→ Your objective
From the entries that follow, gather each line holding the word "author".

→ Extracted material
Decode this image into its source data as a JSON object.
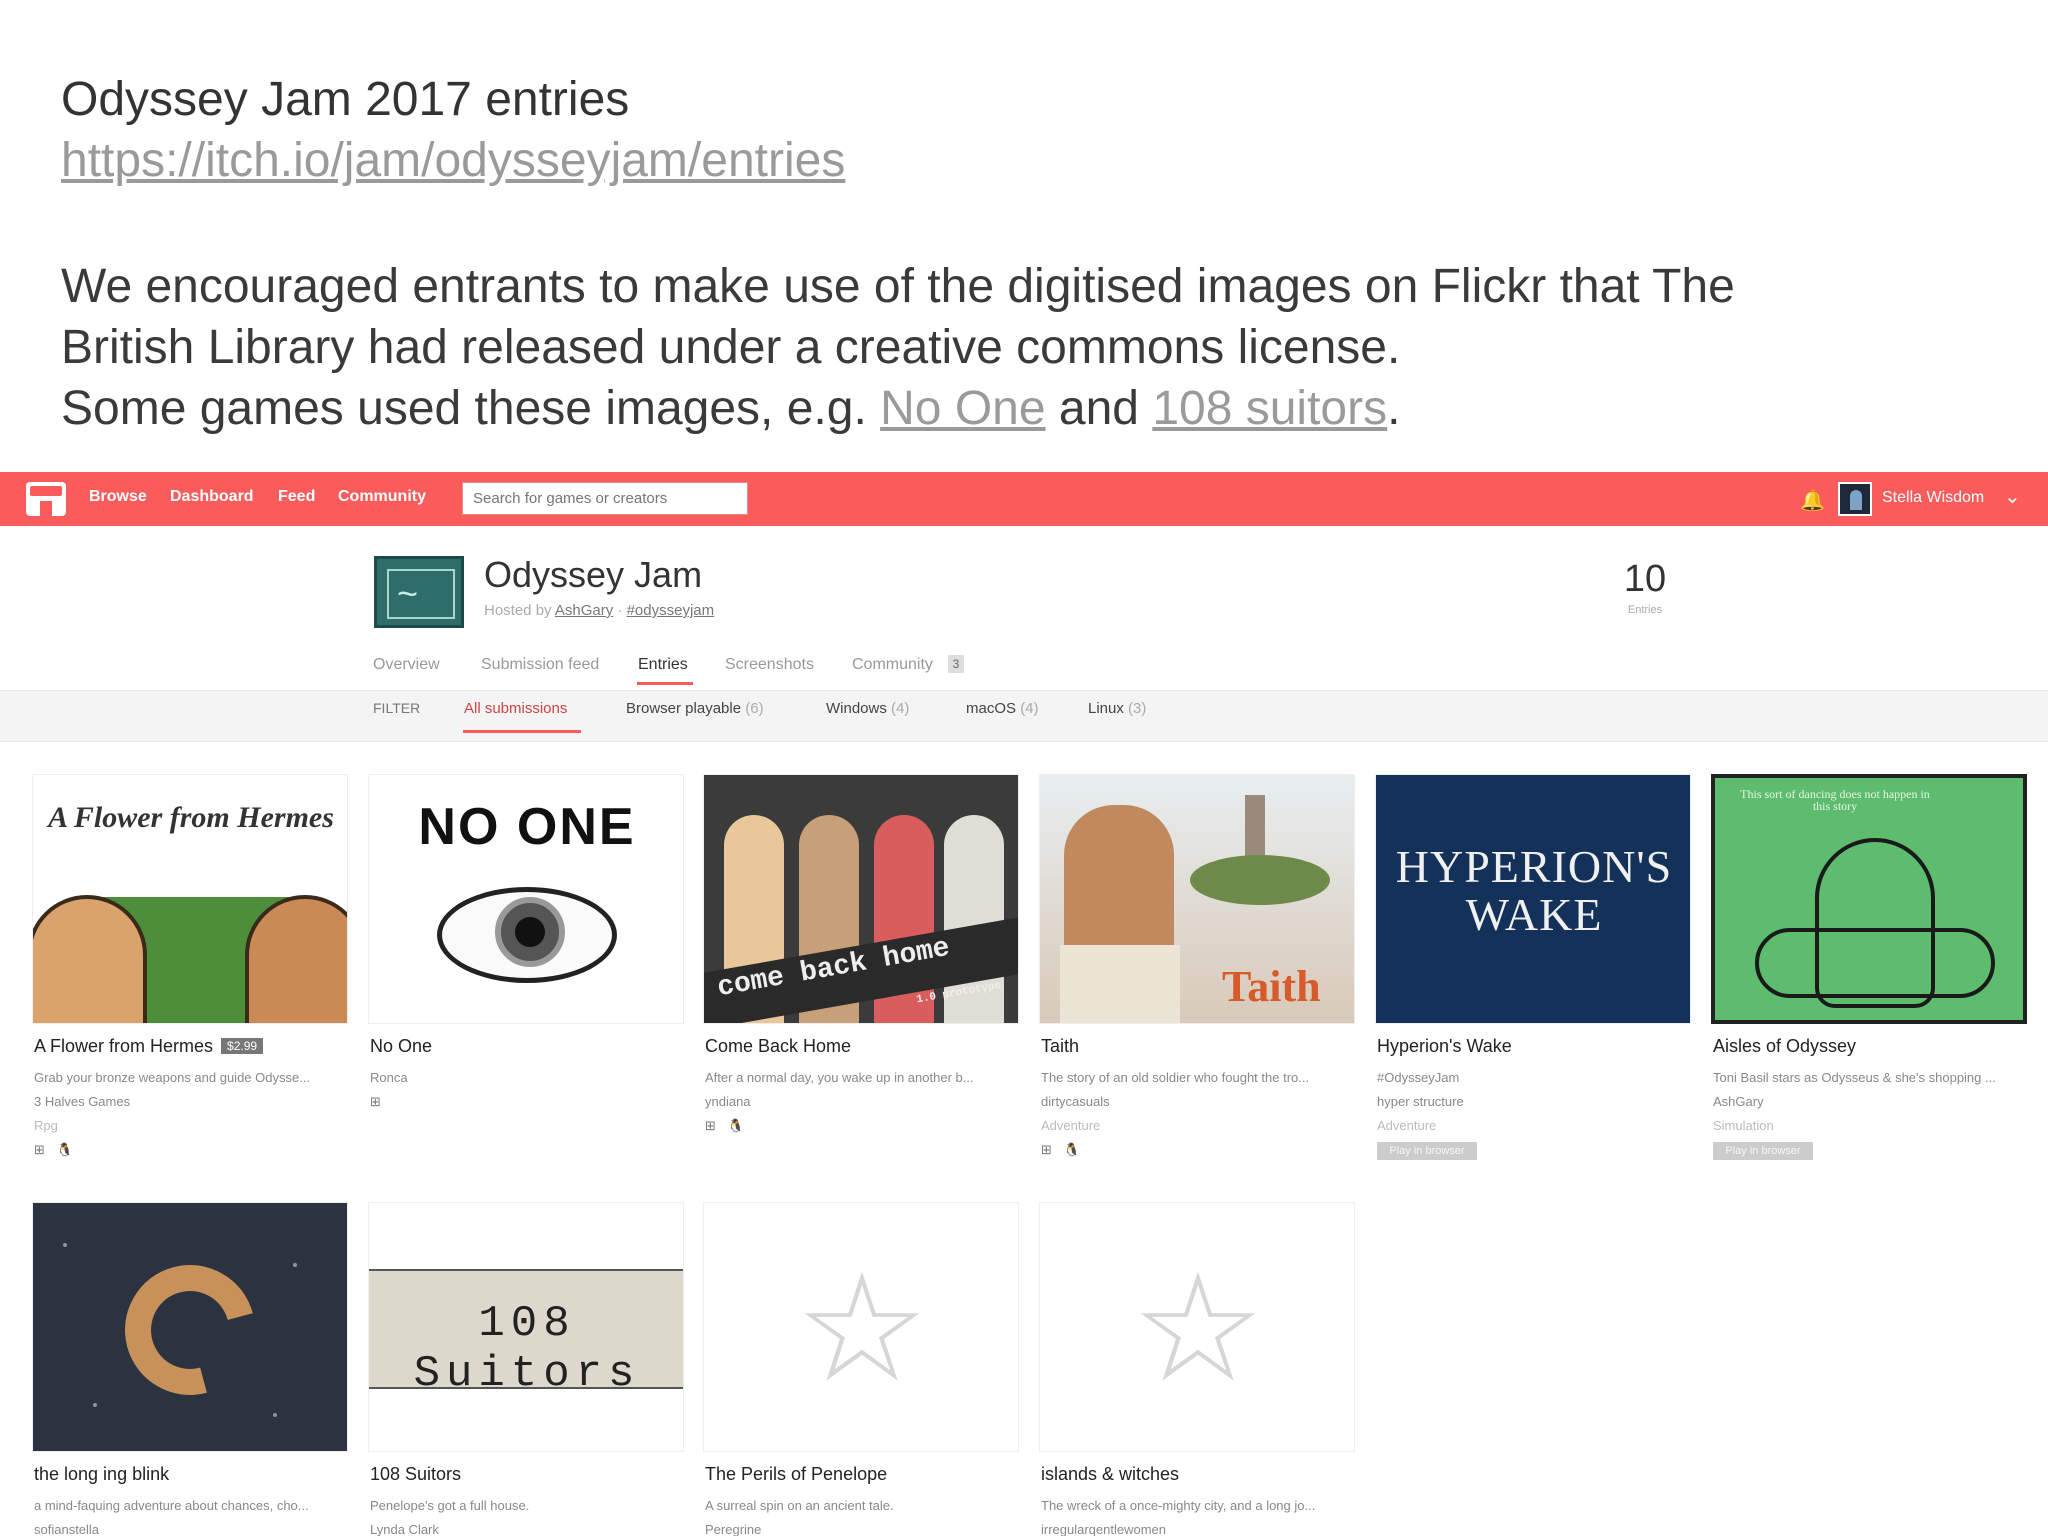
{
  "slide": {
    "title": "Odyssey Jam 2017 entries",
    "url": "https://itch.io/jam/odysseyjam/entries",
    "para1_line1": "We encouraged entrants to make use of the digitised images on Flickr that The",
    "para1_line2": "British Library had released under a creative commons license.",
    "para2_prefix": "Some games used these images, e.g. ",
    "para2_link1": "No One",
    "para2_mid": " and ",
    "para2_link2": "108 suitors",
    "para2_suffix": "."
  },
  "topbar": {
    "nav": [
      "Browse",
      "Dashboard",
      "Feed",
      "Community"
    ],
    "search_placeholder": "Search for games or creators",
    "username": "Stella Wisdom",
    "accent": "#fa5c5c"
  },
  "jam": {
    "title": "Odyssey Jam",
    "hosted_by_prefix": "Hosted by ",
    "host": "AshGary",
    "separator": " · ",
    "hashtag": "#odysseyjam",
    "entries_count": "10",
    "entries_label": "Entries"
  },
  "tabs": {
    "overview": "Overview",
    "submission_feed": "Submission feed",
    "entries": "Entries",
    "screenshots": "Screenshots",
    "community": "Community",
    "community_count": "3"
  },
  "filters": {
    "label": "FILTER",
    "all": "All submissions",
    "browser": "Browser playable",
    "browser_count": "(6)",
    "windows": "Windows",
    "windows_count": "(4)",
    "macos": "macOS",
    "macos_count": "(4)",
    "linux": "Linux",
    "linux_count": "(3)"
  },
  "games": [
    {
      "title": "A Flower from Hermes",
      "price": "$2.99",
      "desc": "Grab your bronze weapons and guide Odysse...",
      "author": "3 Halves Games",
      "genre": "Rpg",
      "platforms": "⊞ 🐧 ",
      "art_text": "A Flower from Hermes"
    },
    {
      "title": "No One",
      "desc": "Ronca",
      "platforms": "⊞ ",
      "art_text": "NO ONE"
    },
    {
      "title": "Come Back Home",
      "desc": "After a normal day, you wake up in another b...",
      "author": "yndiana",
      "platforms": "⊞ 🐧 ",
      "art_text": "come back home",
      "art_sub": "1.0 prototype"
    },
    {
      "title": "Taith",
      "desc": "The story of an old soldier who fought the tro...",
      "author": "dirtycasuals",
      "genre": "Adventure",
      "platforms": "⊞ 🐧 ",
      "art_text": "Taith"
    },
    {
      "title": "Hyperion's Wake",
      "desc": "#OdysseyJam",
      "author": "hyper structure",
      "genre": "Adventure",
      "badge": "Play in browser",
      "art_text": "HYPERION'S WAKE"
    },
    {
      "title": "Aisles of Odyssey",
      "desc": "Toni Basil stars as Odysseus & she's shopping ...",
      "author": "AshGary",
      "genre": "Simulation",
      "badge": "Play in browser",
      "art_text": "This sort of dancing does not happen in this story"
    },
    {
      "title": "the long ing blink",
      "desc": "a mind-faquing adventure about chances, cho...",
      "author": "sofianstella"
    },
    {
      "title": "108 Suitors",
      "desc": "Penelope's got a full house.",
      "author": "Lynda Clark",
      "art_text": "108 Suitors"
    },
    {
      "title": "The Perils of Penelope",
      "desc": "A surreal spin on an ancient tale.",
      "author": "Peregrine"
    },
    {
      "title": "islands & witches",
      "desc": "The wreck of a once-mighty city, and a long jo...",
      "author": "irregularqentlewomen"
    }
  ]
}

→ Exercise response
      "author": "3 Halves Games",
      "author": "yndiana",
      "author": "dirtycasuals",
      "author": "hyper structure",
      "author": "AshGary",
      "author": "sofianstella"
      "author": "Lynda Clark",
      "author": "Peregrine"
      "author": "irregularqentlewomen"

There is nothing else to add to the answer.